> [The task] Copy the data exactly; pictures stay out of the copy.

> [Dataset entries]

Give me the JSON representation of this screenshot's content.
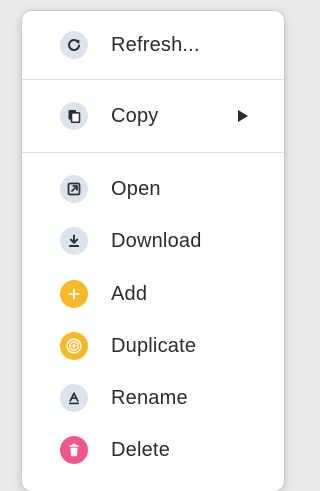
{
  "menu": {
    "items": [
      {
        "label": "Refresh...",
        "icon": "refresh-icon",
        "icon_bg": "#dde3ea"
      },
      {
        "label": "Copy",
        "icon": "copy-icon",
        "icon_bg": "#dde3ea",
        "has_submenu": true
      },
      {
        "label": "Open",
        "icon": "open-external-icon",
        "icon_bg": "#dde3ea"
      },
      {
        "label": "Download",
        "icon": "download-icon",
        "icon_bg": "#dde3ea"
      },
      {
        "label": "Add",
        "icon": "plus-icon",
        "icon_bg": "#f7b928"
      },
      {
        "label": "Duplicate",
        "icon": "duplicate-icon",
        "icon_bg": "#f7b928"
      },
      {
        "label": "Rename",
        "icon": "rename-icon",
        "icon_bg": "#dde3ea"
      },
      {
        "label": "Delete",
        "icon": "trash-icon",
        "icon_bg": "#f0568e"
      }
    ]
  },
  "colors": {
    "neutral_icon_bg": "#dde3ea",
    "accent_yellow": "#f7b928",
    "danger_pink": "#f0568e",
    "text": "#2b2b2e"
  }
}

> [Solution]
Give me the JSON representation of this screenshot's content.
{
  "menu": {
    "items": [
      {
        "label": "Refresh...",
        "icon": "refresh-icon",
        "icon_bg": "#dde3ea"
      },
      {
        "label": "Copy",
        "icon": "copy-icon",
        "icon_bg": "#dde3ea",
        "has_submenu": true
      },
      {
        "label": "Open",
        "icon": "open-external-icon",
        "icon_bg": "#dde3ea"
      },
      {
        "label": "Download",
        "icon": "download-icon",
        "icon_bg": "#dde3ea"
      },
      {
        "label": "Add",
        "icon": "plus-icon",
        "icon_bg": "#f7b928"
      },
      {
        "label": "Duplicate",
        "icon": "duplicate-icon",
        "icon_bg": "#f7b928"
      },
      {
        "label": "Rename",
        "icon": "rename-icon",
        "icon_bg": "#dde3ea"
      },
      {
        "label": "Delete",
        "icon": "trash-icon",
        "icon_bg": "#f0568e"
      }
    ]
  },
  "colors": {
    "neutral_icon_bg": "#dde3ea",
    "accent_yellow": "#f7b928",
    "danger_pink": "#f0568e",
    "text": "#2b2b2e"
  }
}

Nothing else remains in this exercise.